[Exercise inputs Boundary: Start]
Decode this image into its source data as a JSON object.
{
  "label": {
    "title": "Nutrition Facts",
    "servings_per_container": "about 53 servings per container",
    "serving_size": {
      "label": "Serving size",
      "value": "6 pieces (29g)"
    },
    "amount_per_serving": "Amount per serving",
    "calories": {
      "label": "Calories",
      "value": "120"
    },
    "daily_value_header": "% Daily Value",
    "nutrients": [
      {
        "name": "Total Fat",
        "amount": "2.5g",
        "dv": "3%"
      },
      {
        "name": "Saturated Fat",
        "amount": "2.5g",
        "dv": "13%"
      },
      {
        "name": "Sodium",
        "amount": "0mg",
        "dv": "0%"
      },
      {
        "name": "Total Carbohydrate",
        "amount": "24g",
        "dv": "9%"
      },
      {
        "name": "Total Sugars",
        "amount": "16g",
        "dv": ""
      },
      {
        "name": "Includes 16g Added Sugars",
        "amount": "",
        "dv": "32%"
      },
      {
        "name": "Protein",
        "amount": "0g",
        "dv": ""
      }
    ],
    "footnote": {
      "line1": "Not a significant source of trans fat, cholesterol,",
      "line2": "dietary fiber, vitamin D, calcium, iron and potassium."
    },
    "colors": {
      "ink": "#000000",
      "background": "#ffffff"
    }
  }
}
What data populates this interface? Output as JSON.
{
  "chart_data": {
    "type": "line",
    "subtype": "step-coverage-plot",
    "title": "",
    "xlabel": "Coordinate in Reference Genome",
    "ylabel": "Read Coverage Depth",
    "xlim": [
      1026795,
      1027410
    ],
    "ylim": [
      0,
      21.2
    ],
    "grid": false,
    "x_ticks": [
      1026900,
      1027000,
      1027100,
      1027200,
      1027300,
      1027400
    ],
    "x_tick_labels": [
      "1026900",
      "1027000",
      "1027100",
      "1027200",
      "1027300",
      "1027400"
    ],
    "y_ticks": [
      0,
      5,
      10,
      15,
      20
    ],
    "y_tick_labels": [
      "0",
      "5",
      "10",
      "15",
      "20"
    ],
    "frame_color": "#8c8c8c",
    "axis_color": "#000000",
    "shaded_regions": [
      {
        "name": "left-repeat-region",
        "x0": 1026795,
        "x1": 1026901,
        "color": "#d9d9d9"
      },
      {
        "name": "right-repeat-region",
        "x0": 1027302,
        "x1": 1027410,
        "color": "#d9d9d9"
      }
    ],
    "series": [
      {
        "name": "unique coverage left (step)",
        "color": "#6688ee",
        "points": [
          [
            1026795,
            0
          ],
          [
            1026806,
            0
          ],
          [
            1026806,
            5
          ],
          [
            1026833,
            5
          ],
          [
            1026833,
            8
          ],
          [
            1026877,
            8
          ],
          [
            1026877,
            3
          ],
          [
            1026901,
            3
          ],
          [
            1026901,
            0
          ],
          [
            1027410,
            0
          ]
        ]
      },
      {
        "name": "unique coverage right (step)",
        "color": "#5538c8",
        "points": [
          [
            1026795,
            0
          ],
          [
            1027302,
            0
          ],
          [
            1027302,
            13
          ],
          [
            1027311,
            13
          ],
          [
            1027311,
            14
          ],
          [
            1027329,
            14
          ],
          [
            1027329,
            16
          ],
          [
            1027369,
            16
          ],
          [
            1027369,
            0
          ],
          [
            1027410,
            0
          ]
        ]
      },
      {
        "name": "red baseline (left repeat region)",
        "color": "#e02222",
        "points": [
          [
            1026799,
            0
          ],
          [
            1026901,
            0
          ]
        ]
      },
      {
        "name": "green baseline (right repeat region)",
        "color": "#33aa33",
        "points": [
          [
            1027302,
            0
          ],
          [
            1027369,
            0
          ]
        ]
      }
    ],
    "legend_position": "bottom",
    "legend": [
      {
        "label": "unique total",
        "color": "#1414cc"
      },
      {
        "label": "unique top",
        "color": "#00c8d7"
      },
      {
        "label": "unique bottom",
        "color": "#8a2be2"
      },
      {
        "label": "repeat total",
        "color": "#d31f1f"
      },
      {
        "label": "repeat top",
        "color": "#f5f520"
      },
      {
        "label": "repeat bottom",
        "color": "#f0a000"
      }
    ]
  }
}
[Exercise inputs Boundary: End]
◆ Task details
Give the number of lines in this material that include the string "Sugars", with no other text.

◆ Task response
2